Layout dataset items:
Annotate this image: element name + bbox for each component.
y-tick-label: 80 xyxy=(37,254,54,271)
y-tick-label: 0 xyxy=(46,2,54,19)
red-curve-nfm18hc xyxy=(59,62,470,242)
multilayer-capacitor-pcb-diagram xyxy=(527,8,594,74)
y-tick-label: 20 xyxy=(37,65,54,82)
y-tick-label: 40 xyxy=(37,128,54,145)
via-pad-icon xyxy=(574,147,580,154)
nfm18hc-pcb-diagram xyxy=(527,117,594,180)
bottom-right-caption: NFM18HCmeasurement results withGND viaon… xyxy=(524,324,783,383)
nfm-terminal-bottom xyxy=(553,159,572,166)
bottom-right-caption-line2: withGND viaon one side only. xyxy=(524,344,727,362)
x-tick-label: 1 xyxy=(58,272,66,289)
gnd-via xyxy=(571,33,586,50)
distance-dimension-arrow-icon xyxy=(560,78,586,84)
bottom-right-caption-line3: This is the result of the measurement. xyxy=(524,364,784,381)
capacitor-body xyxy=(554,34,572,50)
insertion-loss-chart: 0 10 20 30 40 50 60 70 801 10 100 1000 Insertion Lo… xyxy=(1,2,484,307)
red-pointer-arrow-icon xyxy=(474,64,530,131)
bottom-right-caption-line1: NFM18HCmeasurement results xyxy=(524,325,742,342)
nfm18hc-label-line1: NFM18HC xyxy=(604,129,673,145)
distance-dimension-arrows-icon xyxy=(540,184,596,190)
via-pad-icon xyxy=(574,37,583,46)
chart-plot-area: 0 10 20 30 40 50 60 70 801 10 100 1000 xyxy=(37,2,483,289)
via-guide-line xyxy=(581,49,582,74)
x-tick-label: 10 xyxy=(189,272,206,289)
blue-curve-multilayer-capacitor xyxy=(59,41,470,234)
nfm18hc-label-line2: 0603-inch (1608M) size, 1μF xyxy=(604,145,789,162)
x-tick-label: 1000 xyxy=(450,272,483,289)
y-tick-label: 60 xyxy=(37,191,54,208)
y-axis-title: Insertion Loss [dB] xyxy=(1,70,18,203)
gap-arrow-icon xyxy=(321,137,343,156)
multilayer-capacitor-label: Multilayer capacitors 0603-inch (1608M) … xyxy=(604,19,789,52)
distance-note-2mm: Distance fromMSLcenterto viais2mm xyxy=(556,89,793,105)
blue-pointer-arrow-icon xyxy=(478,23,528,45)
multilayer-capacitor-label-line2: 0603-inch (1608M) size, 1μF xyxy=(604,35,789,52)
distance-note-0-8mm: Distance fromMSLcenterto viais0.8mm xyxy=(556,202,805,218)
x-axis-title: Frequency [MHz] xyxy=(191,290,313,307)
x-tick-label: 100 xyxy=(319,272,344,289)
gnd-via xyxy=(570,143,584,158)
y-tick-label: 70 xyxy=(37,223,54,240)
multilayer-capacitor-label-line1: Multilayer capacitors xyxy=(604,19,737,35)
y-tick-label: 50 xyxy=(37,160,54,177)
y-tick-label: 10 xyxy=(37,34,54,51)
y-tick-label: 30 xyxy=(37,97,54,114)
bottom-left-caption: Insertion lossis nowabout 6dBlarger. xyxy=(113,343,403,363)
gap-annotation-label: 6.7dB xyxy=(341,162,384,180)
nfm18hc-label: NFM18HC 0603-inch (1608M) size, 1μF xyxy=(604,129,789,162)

> _Task to complete_
Present everything from the start of the items down to the line containing "y-tick-label: 20 xyxy=(37,65,54,82)" as a numbered list, including both ends and omitting any blank lines.

> _Response to this task_
1. Annotate this image: element name + bbox for each component.
2. y-tick-label: 80 xyxy=(37,254,54,271)
3. y-tick-label: 0 xyxy=(46,2,54,19)
4. red-curve-nfm18hc xyxy=(59,62,470,242)
5. multilayer-capacitor-pcb-diagram xyxy=(527,8,594,74)
6. y-tick-label: 20 xyxy=(37,65,54,82)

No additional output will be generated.